◆ Exercise prompt ◆
Copy every line of the listing exactly.
# START OF Material shown
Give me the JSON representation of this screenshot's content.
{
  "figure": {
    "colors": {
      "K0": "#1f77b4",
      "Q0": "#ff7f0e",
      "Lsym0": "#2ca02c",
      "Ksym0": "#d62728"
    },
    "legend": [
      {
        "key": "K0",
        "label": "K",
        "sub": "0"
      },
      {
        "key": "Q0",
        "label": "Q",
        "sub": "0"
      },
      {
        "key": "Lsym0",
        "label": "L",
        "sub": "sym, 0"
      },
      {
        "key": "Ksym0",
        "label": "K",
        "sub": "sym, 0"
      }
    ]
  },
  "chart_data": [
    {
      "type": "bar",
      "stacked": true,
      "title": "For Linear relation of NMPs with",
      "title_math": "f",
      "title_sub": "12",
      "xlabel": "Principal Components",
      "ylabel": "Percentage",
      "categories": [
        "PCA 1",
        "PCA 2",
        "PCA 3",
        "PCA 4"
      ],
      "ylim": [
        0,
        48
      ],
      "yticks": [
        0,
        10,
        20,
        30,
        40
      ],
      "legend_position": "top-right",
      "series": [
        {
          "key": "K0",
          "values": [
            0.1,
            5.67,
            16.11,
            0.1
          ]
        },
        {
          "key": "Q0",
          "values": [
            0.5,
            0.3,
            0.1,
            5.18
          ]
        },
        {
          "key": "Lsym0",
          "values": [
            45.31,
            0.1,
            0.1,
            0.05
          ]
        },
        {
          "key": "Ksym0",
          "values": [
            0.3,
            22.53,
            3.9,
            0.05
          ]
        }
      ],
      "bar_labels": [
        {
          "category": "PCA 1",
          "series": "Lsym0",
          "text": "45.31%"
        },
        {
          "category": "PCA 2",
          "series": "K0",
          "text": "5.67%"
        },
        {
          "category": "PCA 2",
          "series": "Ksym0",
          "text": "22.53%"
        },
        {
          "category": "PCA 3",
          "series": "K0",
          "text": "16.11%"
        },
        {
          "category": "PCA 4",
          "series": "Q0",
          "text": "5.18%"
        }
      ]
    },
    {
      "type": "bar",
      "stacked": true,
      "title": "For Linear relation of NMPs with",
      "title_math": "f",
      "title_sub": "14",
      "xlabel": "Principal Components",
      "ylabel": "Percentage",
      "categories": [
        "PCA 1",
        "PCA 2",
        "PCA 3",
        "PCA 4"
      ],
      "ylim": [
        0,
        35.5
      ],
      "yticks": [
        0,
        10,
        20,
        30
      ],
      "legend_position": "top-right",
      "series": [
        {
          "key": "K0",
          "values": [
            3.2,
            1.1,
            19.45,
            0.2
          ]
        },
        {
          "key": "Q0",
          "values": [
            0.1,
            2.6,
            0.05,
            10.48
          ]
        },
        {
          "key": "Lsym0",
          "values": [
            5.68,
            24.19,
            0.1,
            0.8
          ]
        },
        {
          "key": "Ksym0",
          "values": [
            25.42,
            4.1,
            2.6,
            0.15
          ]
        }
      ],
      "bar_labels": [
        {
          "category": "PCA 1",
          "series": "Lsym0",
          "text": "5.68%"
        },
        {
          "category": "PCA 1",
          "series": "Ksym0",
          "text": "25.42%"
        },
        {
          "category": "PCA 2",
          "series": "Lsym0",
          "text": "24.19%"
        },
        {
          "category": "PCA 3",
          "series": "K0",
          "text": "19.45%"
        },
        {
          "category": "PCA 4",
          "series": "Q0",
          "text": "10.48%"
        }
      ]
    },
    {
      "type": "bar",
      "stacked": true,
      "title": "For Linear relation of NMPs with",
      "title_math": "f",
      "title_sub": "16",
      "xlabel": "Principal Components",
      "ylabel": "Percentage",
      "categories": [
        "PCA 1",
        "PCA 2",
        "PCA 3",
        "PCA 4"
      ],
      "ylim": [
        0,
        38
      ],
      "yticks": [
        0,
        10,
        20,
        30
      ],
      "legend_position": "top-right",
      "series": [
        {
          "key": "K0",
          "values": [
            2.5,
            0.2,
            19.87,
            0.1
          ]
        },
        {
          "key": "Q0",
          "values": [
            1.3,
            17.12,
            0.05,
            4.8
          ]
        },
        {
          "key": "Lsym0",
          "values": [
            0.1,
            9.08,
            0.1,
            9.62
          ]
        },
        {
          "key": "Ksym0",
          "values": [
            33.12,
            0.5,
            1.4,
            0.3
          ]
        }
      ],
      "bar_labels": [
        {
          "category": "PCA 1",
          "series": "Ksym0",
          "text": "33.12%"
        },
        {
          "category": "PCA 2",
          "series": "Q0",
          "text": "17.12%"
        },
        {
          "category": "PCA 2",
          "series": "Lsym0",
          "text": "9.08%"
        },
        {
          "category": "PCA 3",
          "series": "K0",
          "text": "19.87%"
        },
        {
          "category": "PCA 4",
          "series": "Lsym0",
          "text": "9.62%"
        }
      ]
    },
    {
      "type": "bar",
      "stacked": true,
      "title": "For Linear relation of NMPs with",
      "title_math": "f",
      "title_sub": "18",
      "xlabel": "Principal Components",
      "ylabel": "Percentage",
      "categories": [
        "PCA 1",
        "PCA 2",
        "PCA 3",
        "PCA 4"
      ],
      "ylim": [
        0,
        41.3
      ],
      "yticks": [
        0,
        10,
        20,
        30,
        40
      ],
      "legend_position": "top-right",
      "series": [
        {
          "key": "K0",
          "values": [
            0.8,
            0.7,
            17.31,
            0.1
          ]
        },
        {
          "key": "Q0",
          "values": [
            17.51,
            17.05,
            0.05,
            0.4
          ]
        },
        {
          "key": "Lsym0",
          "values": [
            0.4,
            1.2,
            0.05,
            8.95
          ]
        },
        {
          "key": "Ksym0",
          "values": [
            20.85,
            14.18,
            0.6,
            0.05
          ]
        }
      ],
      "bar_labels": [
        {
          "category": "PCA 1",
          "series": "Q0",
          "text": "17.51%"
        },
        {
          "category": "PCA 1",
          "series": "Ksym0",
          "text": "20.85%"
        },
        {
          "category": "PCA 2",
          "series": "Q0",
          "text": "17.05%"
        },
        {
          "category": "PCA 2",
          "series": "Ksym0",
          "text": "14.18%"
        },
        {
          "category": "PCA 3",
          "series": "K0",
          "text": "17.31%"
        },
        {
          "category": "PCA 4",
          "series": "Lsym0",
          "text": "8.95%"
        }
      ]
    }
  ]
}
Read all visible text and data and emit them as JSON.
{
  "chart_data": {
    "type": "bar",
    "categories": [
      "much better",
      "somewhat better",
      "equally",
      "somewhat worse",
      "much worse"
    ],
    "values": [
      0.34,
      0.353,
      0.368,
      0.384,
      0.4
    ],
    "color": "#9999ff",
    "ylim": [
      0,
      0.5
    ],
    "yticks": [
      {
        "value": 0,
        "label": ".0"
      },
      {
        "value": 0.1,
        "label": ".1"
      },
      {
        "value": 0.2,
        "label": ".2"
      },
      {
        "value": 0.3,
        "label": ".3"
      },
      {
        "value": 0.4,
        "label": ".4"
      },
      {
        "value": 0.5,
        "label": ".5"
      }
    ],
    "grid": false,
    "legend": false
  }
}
# END OF Material shown
◆ Full output ◆
Give me the JSON representation of this screenshot's content.
{
  "figure": {
    "colors": {
      "K0": "#1f77b4",
      "Q0": "#ff7f0e",
      "Lsym0": "#2ca02c",
      "Ksym0": "#d62728"
    },
    "legend": [
      {
        "key": "K0",
        "label": "K",
        "sub": "0"
      },
      {
        "key": "Q0",
        "label": "Q",
        "sub": "0"
      },
      {
        "key": "Lsym0",
        "label": "L",
        "sub": "sym, 0"
      },
      {
        "key": "Ksym0",
        "label": "K",
        "sub": "sym, 0"
      }
    ]
  },
  "chart_data": [
    {
      "type": "bar",
      "stacked": true,
      "title": "For Linear relation of NMPs with",
      "title_math": "f",
      "title_sub": "12",
      "xlabel": "Principal Components",
      "ylabel": "Percentage",
      "categories": [
        "PCA 1",
        "PCA 2",
        "PCA 3",
        "PCA 4"
      ],
      "ylim": [
        0,
        48
      ],
      "yticks": [
        0,
        10,
        20,
        30,
        40
      ],
      "legend_position": "top-right",
      "series": [
        {
          "key": "K0",
          "values": [
            0.1,
            5.67,
            16.11,
            0.1
          ]
        },
        {
          "key": "Q0",
          "values": [
            0.5,
            0.3,
            0.1,
            5.18
          ]
        },
        {
          "key": "Lsym0",
          "values": [
            45.31,
            0.1,
            0.1,
            0.05
          ]
        },
        {
          "key": "Ksym0",
          "values": [
            0.3,
            22.53,
            3.9,
            0.05
          ]
        }
      ],
      "bar_labels": [
        {
          "category": "PCA 1",
          "series": "Lsym0",
          "text": "45.31%"
        },
        {
          "category": "PCA 2",
          "series": "K0",
          "text": "5.67%"
        },
        {
          "category": "PCA 2",
          "series": "Ksym0",
          "text": "22.53%"
        },
        {
          "category": "PCA 3",
          "series": "K0",
          "text": "16.11%"
        },
        {
          "category": "PCA 4",
          "series": "Q0",
          "text": "5.18%"
        }
      ]
    },
    {
      "type": "bar",
      "stacked": true,
      "title": "For Linear relation of NMPs with",
      "title_math": "f",
      "title_sub": "14",
      "xlabel": "Principal Components",
      "ylabel": "Percentage",
      "categories": [
        "PCA 1",
        "PCA 2",
        "PCA 3",
        "PCA 4"
      ],
      "ylim": [
        0,
        35.5
      ],
      "yticks": [
        0,
        10,
        20,
        30
      ],
      "legend_position": "top-right",
      "series": [
        {
          "key": "K0",
          "values": [
            3.2,
            1.1,
            19.45,
            0.2
          ]
        },
        {
          "key": "Q0",
          "values": [
            0.1,
            2.6,
            0.05,
            10.48
          ]
        },
        {
          "key": "Lsym0",
          "values": [
            5.68,
            24.19,
            0.1,
            0.8
          ]
        },
        {
          "key": "Ksym0",
          "values": [
            25.42,
            4.1,
            2.6,
            0.15
          ]
        }
      ],
      "bar_labels": [
        {
          "category": "PCA 1",
          "series": "Lsym0",
          "text": "5.68%"
        },
        {
          "category": "PCA 1",
          "series": "Ksym0",
          "text": "25.42%"
        },
        {
          "category": "PCA 2",
          "series": "Lsym0",
          "text": "24.19%"
        },
        {
          "category": "PCA 3",
          "series": "K0",
          "text": "19.45%"
        },
        {
          "category": "PCA 4",
          "series": "Q0",
          "text": "10.48%"
        }
      ]
    },
    {
      "type": "bar",
      "stacked": true,
      "title": "For Linear relation of NMPs with",
      "title_math": "f",
      "title_sub": "16",
      "xlabel": "Principal Components",
      "ylabel": "Percentage",
      "categories": [
        "PCA 1",
        "PCA 2",
        "PCA 3",
        "PCA 4"
      ],
      "ylim": [
        0,
        38
      ],
      "yticks": [
        0,
        10,
        20,
        30
      ],
      "legend_position": "top-right",
      "series": [
        {
          "key": "K0",
          "values": [
            2.5,
            0.2,
            19.87,
            0.1
          ]
        },
        {
          "key": "Q0",
          "values": [
            1.3,
            17.12,
            0.05,
            4.8
          ]
        },
        {
          "key": "Lsym0",
          "values": [
            0.1,
            9.08,
            0.1,
            9.62
          ]
        },
        {
          "key": "Ksym0",
          "values": [
            33.12,
            0.5,
            1.4,
            0.3
          ]
        }
      ],
      "bar_labels": [
        {
          "category": "PCA 1",
          "series": "Ksym0",
          "text": "33.12%"
        },
        {
          "category": "PCA 2",
          "series": "Q0",
          "text": "17.12%"
        },
        {
          "category": "PCA 2",
          "series": "Lsym0",
          "text": "9.08%"
        },
        {
          "category": "PCA 3",
          "series": "K0",
          "text": "19.87%"
        },
        {
          "category": "PCA 4",
          "series": "Lsym0",
          "text": "9.62%"
        }
      ]
    },
    {
      "type": "bar",
      "stacked": true,
      "title": "For Linear relation of NMPs with",
      "title_math": "f",
      "title_sub": "18",
      "xlabel": "Principal Components",
      "ylabel": "Percentage",
      "categories": [
        "PCA 1",
        "PCA 2",
        "PCA 3",
        "PCA 4"
      ],
      "ylim": [
        0,
        41.3
      ],
      "yticks": [
        0,
        10,
        20,
        30,
        40
      ],
      "legend_position": "top-right",
      "series": [
        {
          "key": "K0",
          "values": [
            0.8,
            0.7,
            17.31,
            0.1
          ]
        },
        {
          "key": "Q0",
          "values": [
            17.51,
            17.05,
            0.05,
            0.4
          ]
        },
        {
          "key": "Lsym0",
          "values": [
            0.4,
            1.2,
            0.05,
            8.95
          ]
        },
        {
          "key": "Ksym0",
          "values": [
            20.85,
            14.18,
            0.6,
            0.05
          ]
        }
      ],
      "bar_labels": [
        {
          "category": "PCA 1",
          "series": "Q0",
          "text": "17.51%"
        },
        {
          "category": "PCA 1",
          "series": "Ksym0",
          "text": "20.85%"
        },
        {
          "category": "PCA 2",
          "series": "Q0",
          "text": "17.05%"
        },
        {
          "category": "PCA 2",
          "series": "Ksym0",
          "text": "14.18%"
        },
        {
          "category": "PCA 3",
          "series": "K0",
          "text": "17.31%"
        },
        {
          "category": "PCA 4",
          "series": "Lsym0",
          "text": "8.95%"
        }
      ]
    }
  ]
}
Read all visible text and data and emit them as JSON.
{
  "chart_data": {
    "type": "bar",
    "categories": [
      "much better",
      "somewhat better",
      "equally",
      "somewhat worse",
      "much worse"
    ],
    "values": [
      0.34,
      0.353,
      0.368,
      0.384,
      0.4
    ],
    "color": "#9999ff",
    "ylim": [
      0,
      0.5
    ],
    "yticks": [
      {
        "value": 0,
        "label": ".0"
      },
      {
        "value": 0.1,
        "label": ".1"
      },
      {
        "value": 0.2,
        "label": ".2"
      },
      {
        "value": 0.3,
        "label": ".3"
      },
      {
        "value": 0.4,
        "label": ".4"
      },
      {
        "value": 0.5,
        "label": ".5"
      }
    ],
    "grid": false,
    "legend": false
  }
}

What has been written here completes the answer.